**Task brief**
Wherever a line holds the string "quota", copy that line.

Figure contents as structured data
^^^^^^^^^^^^^^^^

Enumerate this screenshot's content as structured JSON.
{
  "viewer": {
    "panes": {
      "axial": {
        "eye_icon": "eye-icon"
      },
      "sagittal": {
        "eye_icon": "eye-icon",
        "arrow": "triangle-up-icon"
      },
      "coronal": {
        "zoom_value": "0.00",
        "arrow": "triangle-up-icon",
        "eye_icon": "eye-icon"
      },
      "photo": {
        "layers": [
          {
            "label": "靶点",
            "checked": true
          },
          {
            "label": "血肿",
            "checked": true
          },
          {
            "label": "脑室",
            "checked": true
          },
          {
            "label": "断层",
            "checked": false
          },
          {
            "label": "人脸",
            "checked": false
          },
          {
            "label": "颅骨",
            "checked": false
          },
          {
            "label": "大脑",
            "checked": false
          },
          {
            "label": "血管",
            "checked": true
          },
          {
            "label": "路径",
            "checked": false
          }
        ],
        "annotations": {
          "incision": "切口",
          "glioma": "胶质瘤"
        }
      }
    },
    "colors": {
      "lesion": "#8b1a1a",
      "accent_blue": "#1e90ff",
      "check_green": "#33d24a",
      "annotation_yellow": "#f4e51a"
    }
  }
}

^^^^^^^^^^^^^^^^

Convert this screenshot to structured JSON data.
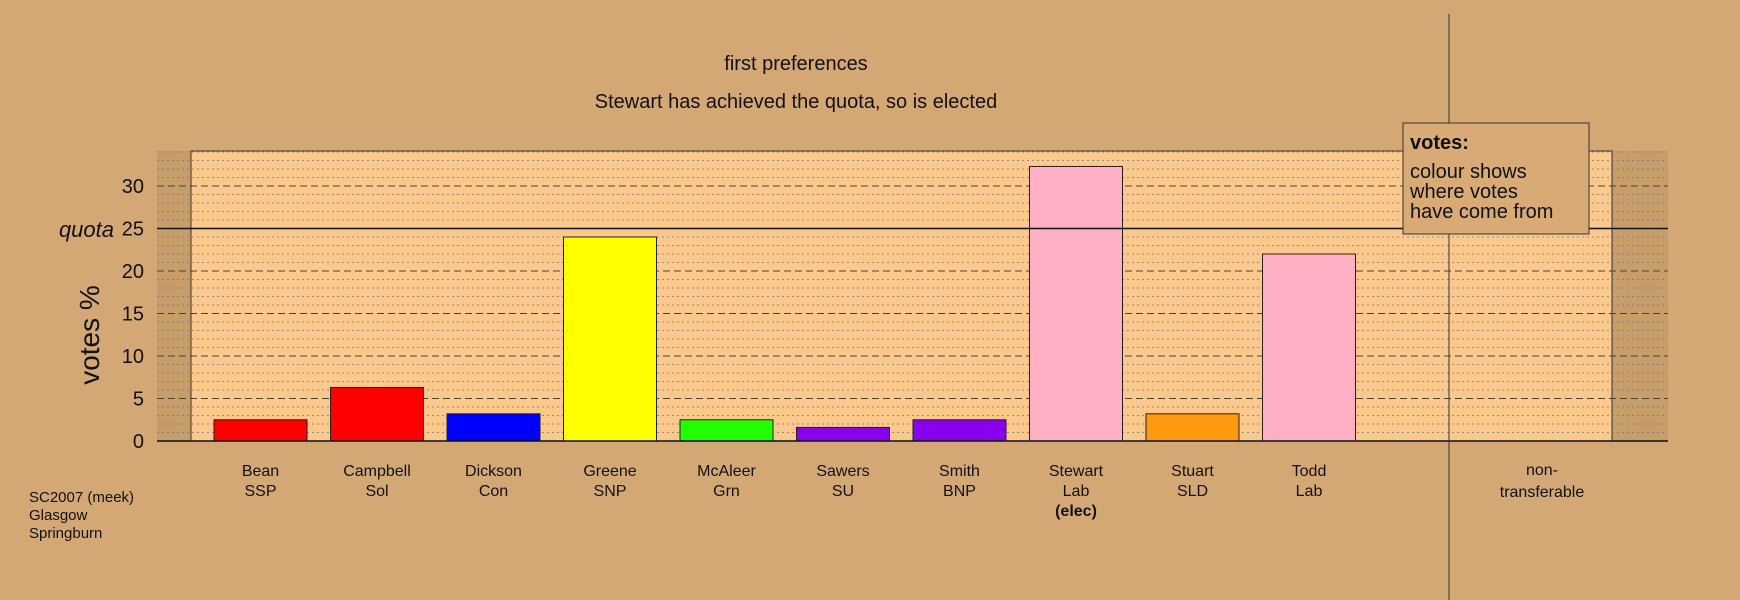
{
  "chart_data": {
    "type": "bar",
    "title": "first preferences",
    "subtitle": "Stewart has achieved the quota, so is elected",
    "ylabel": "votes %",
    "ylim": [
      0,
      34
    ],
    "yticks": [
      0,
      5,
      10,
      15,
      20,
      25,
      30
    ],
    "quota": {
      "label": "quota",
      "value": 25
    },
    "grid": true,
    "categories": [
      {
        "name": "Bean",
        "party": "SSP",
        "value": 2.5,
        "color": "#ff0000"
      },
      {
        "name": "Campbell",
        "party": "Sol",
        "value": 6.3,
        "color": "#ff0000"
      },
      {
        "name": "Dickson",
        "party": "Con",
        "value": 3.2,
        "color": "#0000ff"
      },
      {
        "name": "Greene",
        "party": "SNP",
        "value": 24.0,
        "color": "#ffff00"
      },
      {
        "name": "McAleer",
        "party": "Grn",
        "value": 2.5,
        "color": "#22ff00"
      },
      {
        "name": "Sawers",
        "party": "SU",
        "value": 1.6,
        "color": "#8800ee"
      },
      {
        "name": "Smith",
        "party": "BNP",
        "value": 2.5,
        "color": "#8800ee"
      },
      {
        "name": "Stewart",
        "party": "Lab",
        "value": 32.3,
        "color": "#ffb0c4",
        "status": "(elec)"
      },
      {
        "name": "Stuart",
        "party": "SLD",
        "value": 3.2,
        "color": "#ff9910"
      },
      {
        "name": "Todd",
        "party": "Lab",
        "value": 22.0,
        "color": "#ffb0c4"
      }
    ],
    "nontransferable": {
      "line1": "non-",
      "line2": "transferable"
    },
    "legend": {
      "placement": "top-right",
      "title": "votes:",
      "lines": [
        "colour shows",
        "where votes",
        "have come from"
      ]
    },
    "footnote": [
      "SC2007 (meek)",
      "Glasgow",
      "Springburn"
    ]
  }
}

^^^^^^^^^^^^^^^^

**Answer for this exercise**
    "subtitle": "Stewart has achieved the quota, so is elected",
    "quota": {
      "label": "quota",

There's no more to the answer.